### AIM OF THE TASK
Copy all of the material word for word, except for the pictures.
==== EXERCISE INPUT
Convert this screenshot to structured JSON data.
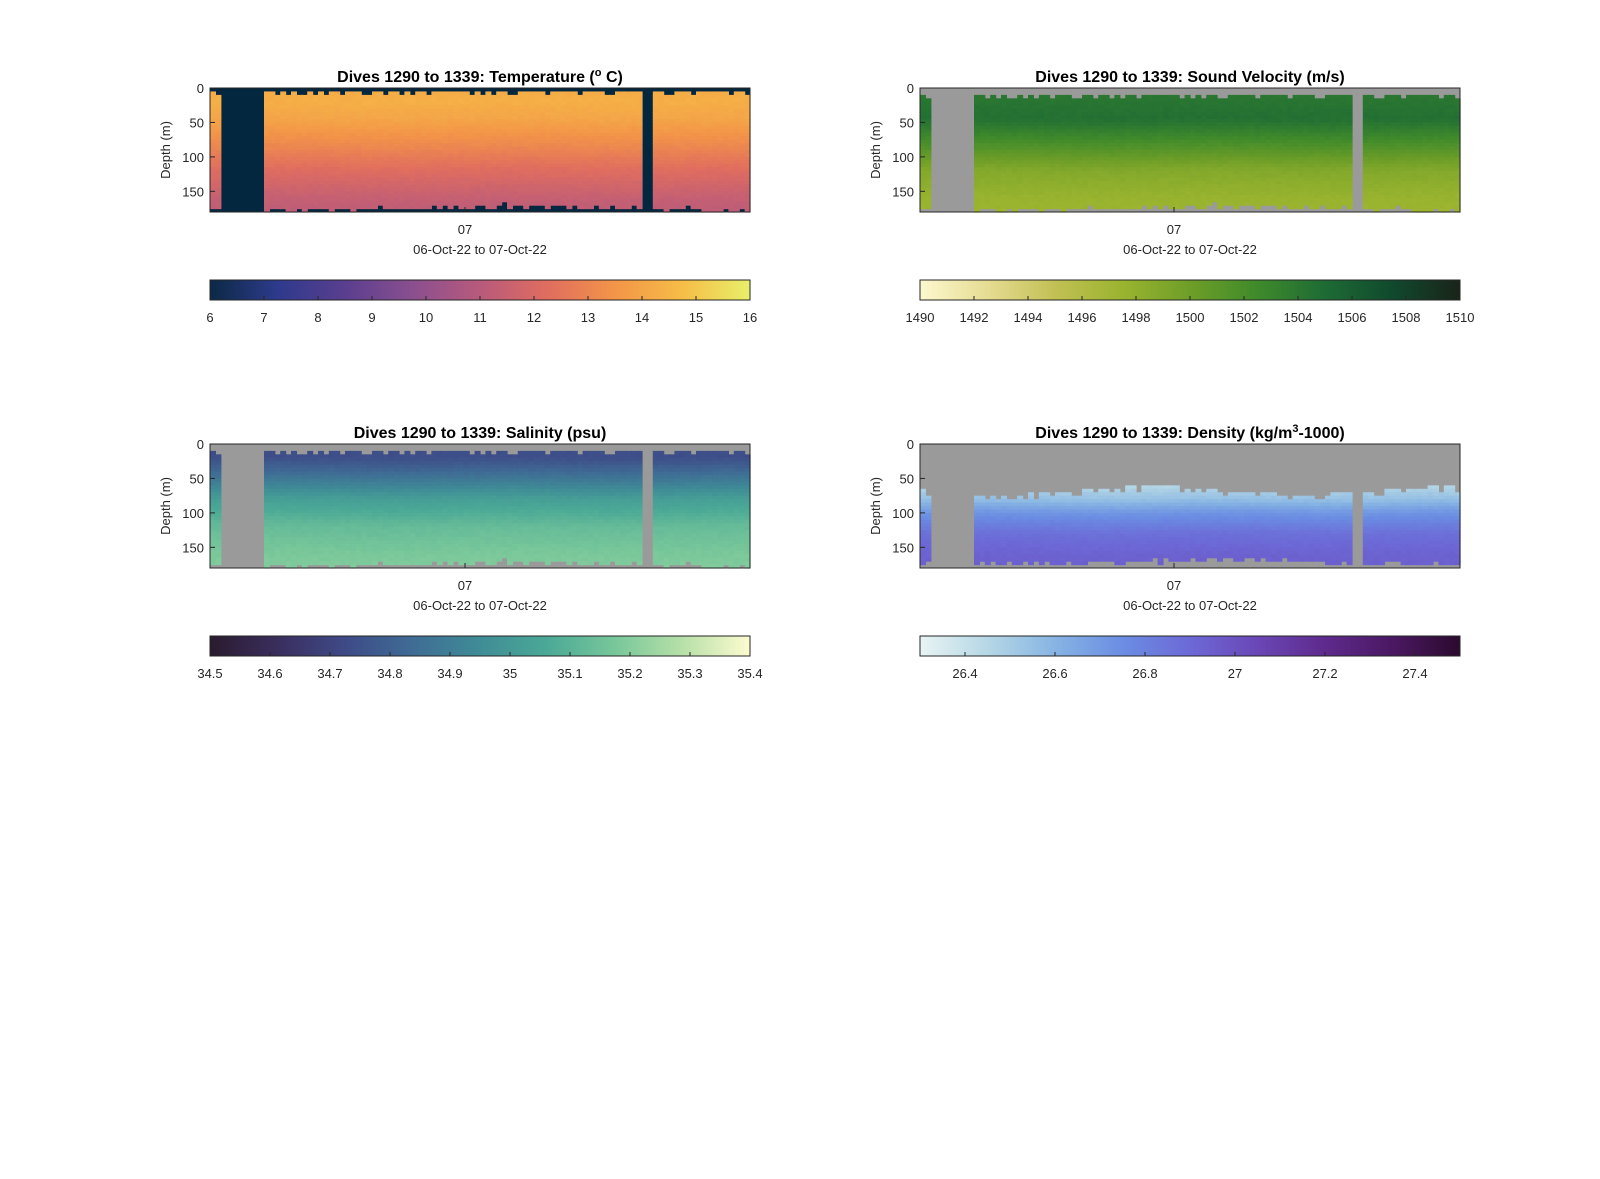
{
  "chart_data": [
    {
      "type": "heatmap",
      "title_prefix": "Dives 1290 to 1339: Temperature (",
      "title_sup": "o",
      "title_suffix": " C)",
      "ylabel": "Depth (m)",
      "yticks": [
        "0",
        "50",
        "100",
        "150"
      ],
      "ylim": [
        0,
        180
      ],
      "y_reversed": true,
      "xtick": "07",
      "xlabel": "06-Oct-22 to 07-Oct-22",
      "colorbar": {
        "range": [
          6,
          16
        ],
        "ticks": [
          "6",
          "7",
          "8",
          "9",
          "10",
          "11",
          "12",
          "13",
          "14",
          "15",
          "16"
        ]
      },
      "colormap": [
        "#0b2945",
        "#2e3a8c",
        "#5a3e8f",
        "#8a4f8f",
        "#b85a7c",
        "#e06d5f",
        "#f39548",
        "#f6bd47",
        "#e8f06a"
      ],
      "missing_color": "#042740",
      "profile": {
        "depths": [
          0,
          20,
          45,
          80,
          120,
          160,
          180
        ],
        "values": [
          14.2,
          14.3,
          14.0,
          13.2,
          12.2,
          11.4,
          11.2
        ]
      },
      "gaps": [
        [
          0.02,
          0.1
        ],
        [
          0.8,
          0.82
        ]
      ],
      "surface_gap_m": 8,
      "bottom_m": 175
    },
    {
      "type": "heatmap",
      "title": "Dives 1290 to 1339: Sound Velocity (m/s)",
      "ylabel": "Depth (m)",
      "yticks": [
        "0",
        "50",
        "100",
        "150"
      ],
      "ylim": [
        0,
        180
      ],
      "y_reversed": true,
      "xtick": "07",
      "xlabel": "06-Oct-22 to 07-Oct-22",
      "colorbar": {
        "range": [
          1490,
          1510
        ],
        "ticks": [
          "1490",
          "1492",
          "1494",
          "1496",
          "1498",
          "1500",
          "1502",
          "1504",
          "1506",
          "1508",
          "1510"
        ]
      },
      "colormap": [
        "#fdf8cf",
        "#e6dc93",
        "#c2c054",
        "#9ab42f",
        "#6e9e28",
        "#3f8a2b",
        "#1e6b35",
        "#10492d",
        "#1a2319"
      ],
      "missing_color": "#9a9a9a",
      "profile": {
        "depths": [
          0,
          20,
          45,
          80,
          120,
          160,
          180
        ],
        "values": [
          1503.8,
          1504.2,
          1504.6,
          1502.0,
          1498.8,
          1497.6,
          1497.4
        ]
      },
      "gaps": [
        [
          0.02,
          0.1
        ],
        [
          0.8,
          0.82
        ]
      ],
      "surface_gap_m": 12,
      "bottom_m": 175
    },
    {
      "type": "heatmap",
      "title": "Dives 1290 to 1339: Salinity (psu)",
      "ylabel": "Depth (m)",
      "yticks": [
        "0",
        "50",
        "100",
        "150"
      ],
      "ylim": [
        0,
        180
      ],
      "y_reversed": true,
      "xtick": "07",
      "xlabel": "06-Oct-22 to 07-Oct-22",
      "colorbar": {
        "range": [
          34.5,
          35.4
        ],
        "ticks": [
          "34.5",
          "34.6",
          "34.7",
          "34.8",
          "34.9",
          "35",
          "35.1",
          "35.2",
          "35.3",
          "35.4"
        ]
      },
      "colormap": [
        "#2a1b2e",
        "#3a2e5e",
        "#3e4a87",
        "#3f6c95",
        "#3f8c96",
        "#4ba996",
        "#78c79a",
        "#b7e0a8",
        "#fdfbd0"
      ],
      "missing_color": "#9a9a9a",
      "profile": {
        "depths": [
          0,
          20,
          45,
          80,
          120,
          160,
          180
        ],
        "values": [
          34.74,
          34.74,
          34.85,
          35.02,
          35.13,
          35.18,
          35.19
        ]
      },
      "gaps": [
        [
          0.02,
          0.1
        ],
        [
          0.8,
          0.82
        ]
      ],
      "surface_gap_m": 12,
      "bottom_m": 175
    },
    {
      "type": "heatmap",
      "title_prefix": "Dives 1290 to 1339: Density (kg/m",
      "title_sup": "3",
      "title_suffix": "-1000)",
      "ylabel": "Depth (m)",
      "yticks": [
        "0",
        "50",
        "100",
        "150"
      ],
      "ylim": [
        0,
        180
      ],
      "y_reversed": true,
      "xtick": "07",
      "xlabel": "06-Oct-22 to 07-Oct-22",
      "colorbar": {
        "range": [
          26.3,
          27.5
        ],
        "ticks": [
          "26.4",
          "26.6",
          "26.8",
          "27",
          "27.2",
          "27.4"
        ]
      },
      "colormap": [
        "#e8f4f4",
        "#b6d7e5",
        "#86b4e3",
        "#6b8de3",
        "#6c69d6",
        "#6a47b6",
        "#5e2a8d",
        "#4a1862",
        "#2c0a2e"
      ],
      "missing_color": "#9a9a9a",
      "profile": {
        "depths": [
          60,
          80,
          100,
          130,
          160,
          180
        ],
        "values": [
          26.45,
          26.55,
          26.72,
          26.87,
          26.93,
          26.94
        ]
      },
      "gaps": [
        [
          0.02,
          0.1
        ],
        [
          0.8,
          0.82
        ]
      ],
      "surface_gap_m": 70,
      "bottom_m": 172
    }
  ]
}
========
### SOLUTION FOR THIS EXERCISE
Convert this screenshot to structured JSON data.
{
  "chart_data": [
    {
      "type": "heatmap",
      "title_prefix": "Dives 1290 to 1339: Temperature (",
      "title_sup": "o",
      "title_suffix": " C)",
      "ylabel": "Depth (m)",
      "yticks": [
        "0",
        "50",
        "100",
        "150"
      ],
      "ylim": [
        0,
        180
      ],
      "y_reversed": true,
      "xtick": "07",
      "xlabel": "06-Oct-22 to 07-Oct-22",
      "colorbar": {
        "range": [
          6,
          16
        ],
        "ticks": [
          "6",
          "7",
          "8",
          "9",
          "10",
          "11",
          "12",
          "13",
          "14",
          "15",
          "16"
        ]
      },
      "colormap": [
        "#0b2945",
        "#2e3a8c",
        "#5a3e8f",
        "#8a4f8f",
        "#b85a7c",
        "#e06d5f",
        "#f39548",
        "#f6bd47",
        "#e8f06a"
      ],
      "missing_color": "#042740",
      "profile": {
        "depths": [
          0,
          20,
          45,
          80,
          120,
          160,
          180
        ],
        "values": [
          14.2,
          14.3,
          14.0,
          13.2,
          12.2,
          11.4,
          11.2
        ]
      },
      "gaps": [
        [
          0.02,
          0.1
        ],
        [
          0.8,
          0.82
        ]
      ],
      "surface_gap_m": 8,
      "bottom_m": 175
    },
    {
      "type": "heatmap",
      "title": "Dives 1290 to 1339: Sound Velocity (m/s)",
      "ylabel": "Depth (m)",
      "yticks": [
        "0",
        "50",
        "100",
        "150"
      ],
      "ylim": [
        0,
        180
      ],
      "y_reversed": true,
      "xtick": "07",
      "xlabel": "06-Oct-22 to 07-Oct-22",
      "colorbar": {
        "range": [
          1490,
          1510
        ],
        "ticks": [
          "1490",
          "1492",
          "1494",
          "1496",
          "1498",
          "1500",
          "1502",
          "1504",
          "1506",
          "1508",
          "1510"
        ]
      },
      "colormap": [
        "#fdf8cf",
        "#e6dc93",
        "#c2c054",
        "#9ab42f",
        "#6e9e28",
        "#3f8a2b",
        "#1e6b35",
        "#10492d",
        "#1a2319"
      ],
      "missing_color": "#9a9a9a",
      "profile": {
        "depths": [
          0,
          20,
          45,
          80,
          120,
          160,
          180
        ],
        "values": [
          1503.8,
          1504.2,
          1504.6,
          1502.0,
          1498.8,
          1497.6,
          1497.4
        ]
      },
      "gaps": [
        [
          0.02,
          0.1
        ],
        [
          0.8,
          0.82
        ]
      ],
      "surface_gap_m": 12,
      "bottom_m": 175
    },
    {
      "type": "heatmap",
      "title": "Dives 1290 to 1339: Salinity (psu)",
      "ylabel": "Depth (m)",
      "yticks": [
        "0",
        "50",
        "100",
        "150"
      ],
      "ylim": [
        0,
        180
      ],
      "y_reversed": true,
      "xtick": "07",
      "xlabel": "06-Oct-22 to 07-Oct-22",
      "colorbar": {
        "range": [
          34.5,
          35.4
        ],
        "ticks": [
          "34.5",
          "34.6",
          "34.7",
          "34.8",
          "34.9",
          "35",
          "35.1",
          "35.2",
          "35.3",
          "35.4"
        ]
      },
      "colormap": [
        "#2a1b2e",
        "#3a2e5e",
        "#3e4a87",
        "#3f6c95",
        "#3f8c96",
        "#4ba996",
        "#78c79a",
        "#b7e0a8",
        "#fdfbd0"
      ],
      "missing_color": "#9a9a9a",
      "profile": {
        "depths": [
          0,
          20,
          45,
          80,
          120,
          160,
          180
        ],
        "values": [
          34.74,
          34.74,
          34.85,
          35.02,
          35.13,
          35.18,
          35.19
        ]
      },
      "gaps": [
        [
          0.02,
          0.1
        ],
        [
          0.8,
          0.82
        ]
      ],
      "surface_gap_m": 12,
      "bottom_m": 175
    },
    {
      "type": "heatmap",
      "title_prefix": "Dives 1290 to 1339: Density (kg/m",
      "title_sup": "3",
      "title_suffix": "-1000)",
      "ylabel": "Depth (m)",
      "yticks": [
        "0",
        "50",
        "100",
        "150"
      ],
      "ylim": [
        0,
        180
      ],
      "y_reversed": true,
      "xtick": "07",
      "xlabel": "06-Oct-22 to 07-Oct-22",
      "colorbar": {
        "range": [
          26.3,
          27.5
        ],
        "ticks": [
          "26.4",
          "26.6",
          "26.8",
          "27",
          "27.2",
          "27.4"
        ]
      },
      "colormap": [
        "#e8f4f4",
        "#b6d7e5",
        "#86b4e3",
        "#6b8de3",
        "#6c69d6",
        "#6a47b6",
        "#5e2a8d",
        "#4a1862",
        "#2c0a2e"
      ],
      "missing_color": "#9a9a9a",
      "profile": {
        "depths": [
          60,
          80,
          100,
          130,
          160,
          180
        ],
        "values": [
          26.45,
          26.55,
          26.72,
          26.87,
          26.93,
          26.94
        ]
      },
      "gaps": [
        [
          0.02,
          0.1
        ],
        [
          0.8,
          0.82
        ]
      ],
      "surface_gap_m": 70,
      "bottom_m": 172
    }
  ]
}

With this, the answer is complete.